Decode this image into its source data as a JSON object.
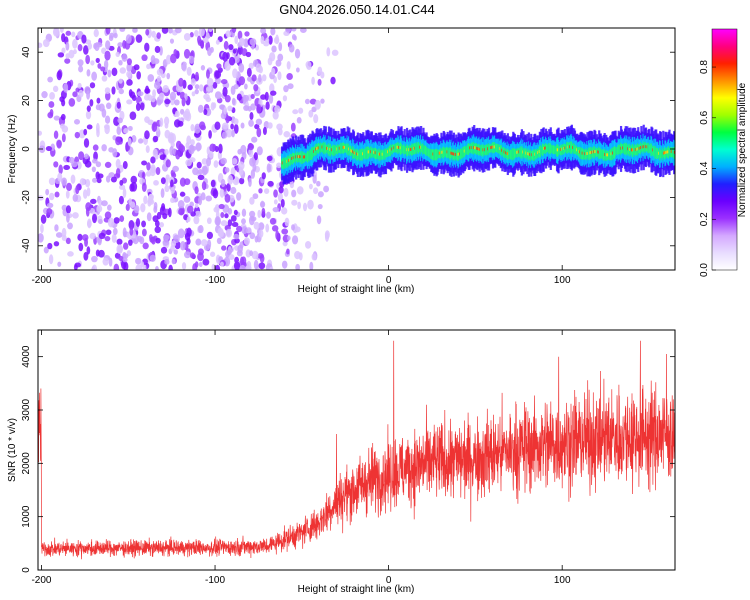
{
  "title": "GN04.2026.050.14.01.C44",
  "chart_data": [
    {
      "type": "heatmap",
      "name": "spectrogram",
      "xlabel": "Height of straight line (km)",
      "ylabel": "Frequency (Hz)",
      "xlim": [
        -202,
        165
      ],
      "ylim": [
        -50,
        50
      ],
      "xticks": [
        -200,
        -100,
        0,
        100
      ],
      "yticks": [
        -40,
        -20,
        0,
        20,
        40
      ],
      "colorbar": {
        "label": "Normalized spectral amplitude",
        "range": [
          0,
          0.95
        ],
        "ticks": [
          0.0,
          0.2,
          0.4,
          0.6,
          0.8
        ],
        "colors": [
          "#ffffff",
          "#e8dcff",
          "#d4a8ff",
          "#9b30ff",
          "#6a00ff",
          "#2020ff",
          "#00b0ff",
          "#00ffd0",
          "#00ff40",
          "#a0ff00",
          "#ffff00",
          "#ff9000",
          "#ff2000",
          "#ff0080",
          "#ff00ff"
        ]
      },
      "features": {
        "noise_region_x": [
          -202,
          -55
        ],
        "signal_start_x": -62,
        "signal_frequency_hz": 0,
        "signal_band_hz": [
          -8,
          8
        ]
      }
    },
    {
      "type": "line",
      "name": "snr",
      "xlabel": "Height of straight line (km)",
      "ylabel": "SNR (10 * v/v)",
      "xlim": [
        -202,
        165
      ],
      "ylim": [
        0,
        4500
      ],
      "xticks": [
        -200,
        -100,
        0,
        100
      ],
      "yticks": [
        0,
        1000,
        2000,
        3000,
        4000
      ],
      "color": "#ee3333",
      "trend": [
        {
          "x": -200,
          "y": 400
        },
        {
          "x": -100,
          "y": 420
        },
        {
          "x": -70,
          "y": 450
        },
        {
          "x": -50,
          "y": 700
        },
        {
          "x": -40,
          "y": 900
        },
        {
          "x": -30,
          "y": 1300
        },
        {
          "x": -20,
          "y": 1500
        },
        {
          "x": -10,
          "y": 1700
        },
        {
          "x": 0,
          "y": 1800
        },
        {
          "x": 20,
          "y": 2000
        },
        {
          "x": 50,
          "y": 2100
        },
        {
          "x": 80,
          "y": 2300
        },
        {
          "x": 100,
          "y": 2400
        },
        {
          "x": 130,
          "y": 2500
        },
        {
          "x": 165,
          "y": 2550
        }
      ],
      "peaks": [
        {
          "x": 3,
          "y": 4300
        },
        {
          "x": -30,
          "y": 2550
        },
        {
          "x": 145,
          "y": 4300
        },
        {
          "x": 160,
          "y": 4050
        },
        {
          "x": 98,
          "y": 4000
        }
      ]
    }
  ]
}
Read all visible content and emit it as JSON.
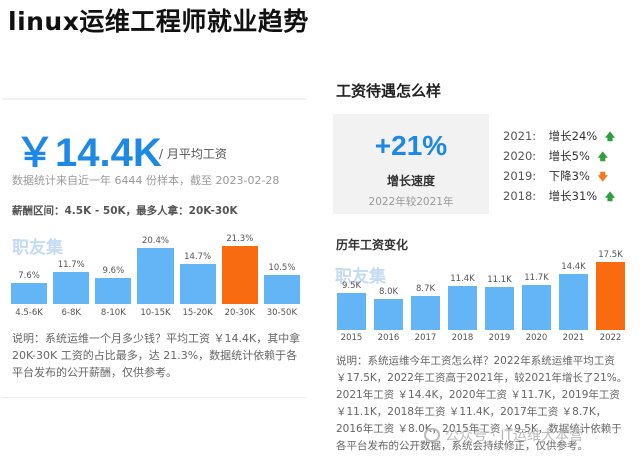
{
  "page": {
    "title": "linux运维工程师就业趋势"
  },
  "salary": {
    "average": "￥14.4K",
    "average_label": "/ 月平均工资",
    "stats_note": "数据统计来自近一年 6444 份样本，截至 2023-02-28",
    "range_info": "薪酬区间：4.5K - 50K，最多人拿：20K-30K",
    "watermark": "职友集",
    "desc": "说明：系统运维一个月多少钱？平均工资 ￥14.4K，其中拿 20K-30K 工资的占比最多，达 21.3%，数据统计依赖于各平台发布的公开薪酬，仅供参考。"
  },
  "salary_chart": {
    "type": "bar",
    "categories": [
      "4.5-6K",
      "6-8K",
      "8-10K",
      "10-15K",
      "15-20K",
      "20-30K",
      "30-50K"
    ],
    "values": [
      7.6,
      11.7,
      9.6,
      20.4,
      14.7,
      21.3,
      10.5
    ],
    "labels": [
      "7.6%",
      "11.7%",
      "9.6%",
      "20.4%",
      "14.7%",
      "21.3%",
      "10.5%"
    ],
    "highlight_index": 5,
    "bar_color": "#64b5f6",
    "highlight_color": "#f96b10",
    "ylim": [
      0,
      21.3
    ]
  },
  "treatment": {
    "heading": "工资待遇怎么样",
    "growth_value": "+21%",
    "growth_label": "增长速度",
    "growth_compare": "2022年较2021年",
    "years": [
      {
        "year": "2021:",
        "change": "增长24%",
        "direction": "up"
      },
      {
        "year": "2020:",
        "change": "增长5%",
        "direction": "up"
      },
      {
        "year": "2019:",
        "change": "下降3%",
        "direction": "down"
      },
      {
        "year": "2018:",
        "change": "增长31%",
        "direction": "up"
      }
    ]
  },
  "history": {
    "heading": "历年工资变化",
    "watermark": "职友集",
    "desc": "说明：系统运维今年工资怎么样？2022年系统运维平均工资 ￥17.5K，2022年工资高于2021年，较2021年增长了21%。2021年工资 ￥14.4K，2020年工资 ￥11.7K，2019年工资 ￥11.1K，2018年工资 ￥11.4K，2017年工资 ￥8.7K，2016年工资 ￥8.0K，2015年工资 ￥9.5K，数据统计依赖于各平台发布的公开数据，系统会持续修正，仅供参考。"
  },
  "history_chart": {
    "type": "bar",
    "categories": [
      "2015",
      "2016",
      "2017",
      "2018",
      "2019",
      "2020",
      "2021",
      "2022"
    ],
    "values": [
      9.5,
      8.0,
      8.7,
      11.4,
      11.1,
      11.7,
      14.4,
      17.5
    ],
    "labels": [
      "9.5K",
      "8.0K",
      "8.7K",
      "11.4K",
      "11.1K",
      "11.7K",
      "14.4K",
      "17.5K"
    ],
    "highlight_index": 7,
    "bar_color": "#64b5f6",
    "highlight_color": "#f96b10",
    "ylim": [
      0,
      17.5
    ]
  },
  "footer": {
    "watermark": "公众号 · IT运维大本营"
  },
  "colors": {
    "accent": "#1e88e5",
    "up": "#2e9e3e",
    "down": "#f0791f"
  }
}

***

Task requirements
Reproduce every line precisely as given, omitting all pictures.

Result for this task
Decode this image into its source data as a JSON object.
{
  "title": "GN04.2026.050.14.01.C44",
  "chart_data": [
    {
      "type": "heatmap",
      "name": "spectrogram",
      "xlabel": "Height of straight line (km)",
      "ylabel": "Frequency (Hz)",
      "xlim": [
        -202,
        165
      ],
      "ylim": [
        -50,
        50
      ],
      "xticks": [
        -200,
        -100,
        0,
        100
      ],
      "yticks": [
        -40,
        -20,
        0,
        20,
        40
      ],
      "colorbar": {
        "label": "Normalized spectral amplitude",
        "range": [
          0,
          0.95
        ],
        "ticks": [
          0.0,
          0.2,
          0.4,
          0.6,
          0.8
        ],
        "colors": [
          "#ffffff",
          "#e8dcff",
          "#d4a8ff",
          "#9b30ff",
          "#6a00ff",
          "#2020ff",
          "#00b0ff",
          "#00ffd0",
          "#00ff40",
          "#a0ff00",
          "#ffff00",
          "#ff9000",
          "#ff2000",
          "#ff0080",
          "#ff00ff"
        ]
      },
      "features": {
        "noise_region_x": [
          -202,
          -55
        ],
        "signal_start_x": -62,
        "signal_frequency_hz": 0,
        "signal_band_hz": [
          -8,
          8
        ]
      }
    },
    {
      "type": "line",
      "name": "snr",
      "xlabel": "Height of straight line (km)",
      "ylabel": "SNR (10 * v/v)",
      "xlim": [
        -202,
        165
      ],
      "ylim": [
        0,
        4500
      ],
      "xticks": [
        -200,
        -100,
        0,
        100
      ],
      "yticks": [
        0,
        1000,
        2000,
        3000,
        4000
      ],
      "color": "#ee3333",
      "trend": [
        {
          "x": -200,
          "y": 400
        },
        {
          "x": -100,
          "y": 420
        },
        {
          "x": -70,
          "y": 450
        },
        {
          "x": -50,
          "y": 700
        },
        {
          "x": -40,
          "y": 900
        },
        {
          "x": -30,
          "y": 1300
        },
        {
          "x": -20,
          "y": 1500
        },
        {
          "x": -10,
          "y": 1700
        },
        {
          "x": 0,
          "y": 1800
        },
        {
          "x": 20,
          "y": 2000
        },
        {
          "x": 50,
          "y": 2100
        },
        {
          "x": 80,
          "y": 2300
        },
        {
          "x": 100,
          "y": 2400
        },
        {
          "x": 130,
          "y": 2500
        },
        {
          "x": 165,
          "y": 2550
        }
      ],
      "peaks": [
        {
          "x": 3,
          "y": 4300
        },
        {
          "x": -30,
          "y": 2550
        },
        {
          "x": 145,
          "y": 4300
        },
        {
          "x": 160,
          "y": 4050
        },
        {
          "x": 98,
          "y": 4000
        }
      ]
    }
  ]
}
Read all visible content and emit it as JSON.
{
  "page": {
    "title": "linux运维工程师就业趋势"
  },
  "salary": {
    "average": "￥14.4K",
    "average_label": "/ 月平均工资",
    "stats_note": "数据统计来自近一年 6444 份样本，截至 2023-02-28",
    "range_info": "薪酬区间：4.5K - 50K，最多人拿：20K-30K",
    "watermark": "职友集",
    "desc": "说明：系统运维一个月多少钱？平均工资 ￥14.4K，其中拿 20K-30K 工资的占比最多，达 21.3%，数据统计依赖于各平台发布的公开薪酬，仅供参考。"
  },
  "salary_chart": {
    "type": "bar",
    "categories": [
      "4.5-6K",
      "6-8K",
      "8-10K",
      "10-15K",
      "15-20K",
      "20-30K",
      "30-50K"
    ],
    "values": [
      7.6,
      11.7,
      9.6,
      20.4,
      14.7,
      21.3,
      10.5
    ],
    "labels": [
      "7.6%",
      "11.7%",
      "9.6%",
      "20.4%",
      "14.7%",
      "21.3%",
      "10.5%"
    ],
    "highlight_index": 5,
    "bar_color": "#64b5f6",
    "highlight_color": "#f96b10",
    "ylim": [
      0,
      21.3
    ]
  },
  "treatment": {
    "heading": "工资待遇怎么样",
    "growth_value": "+21%",
    "growth_label": "增长速度",
    "growth_compare": "2022年较2021年",
    "years": [
      {
        "year": "2021:",
        "change": "增长24%",
        "direction": "up"
      },
      {
        "year": "2020:",
        "change": "增长5%",
        "direction": "up"
      },
      {
        "year": "2019:",
        "change": "下降3%",
        "direction": "down"
      },
      {
        "year": "2018:",
        "change": "增长31%",
        "direction": "up"
      }
    ]
  },
  "history": {
    "heading": "历年工资变化",
    "watermark": "职友集",
    "desc": "说明：系统运维今年工资怎么样？2022年系统运维平均工资 ￥17.5K，2022年工资高于2021年，较2021年增长了21%。2021年工资 ￥14.4K，2020年工资 ￥11.7K，2019年工资 ￥11.1K，2018年工资 ￥11.4K，2017年工资 ￥8.7K，2016年工资 ￥8.0K，2015年工资 ￥9.5K，数据统计依赖于各平台发布的公开数据，系统会持续修正，仅供参考。"
  },
  "history_chart": {
    "type": "bar",
    "categories": [
      "2015",
      "2016",
      "2017",
      "2018",
      "2019",
      "2020",
      "2021",
      "2022"
    ],
    "values": [
      9.5,
      8.0,
      8.7,
      11.4,
      11.1,
      11.7,
      14.4,
      17.5
    ],
    "labels": [
      "9.5K",
      "8.0K",
      "8.7K",
      "11.4K",
      "11.1K",
      "11.7K",
      "14.4K",
      "17.5K"
    ],
    "highlight_index": 7,
    "bar_color": "#64b5f6",
    "highlight_color": "#f96b10",
    "ylim": [
      0,
      17.5
    ]
  },
  "footer": {
    "watermark": "公众号 · IT运维大本营"
  },
  "colors": {
    "accent": "#1e88e5",
    "up": "#2e9e3e",
    "down": "#f0791f"
  }
}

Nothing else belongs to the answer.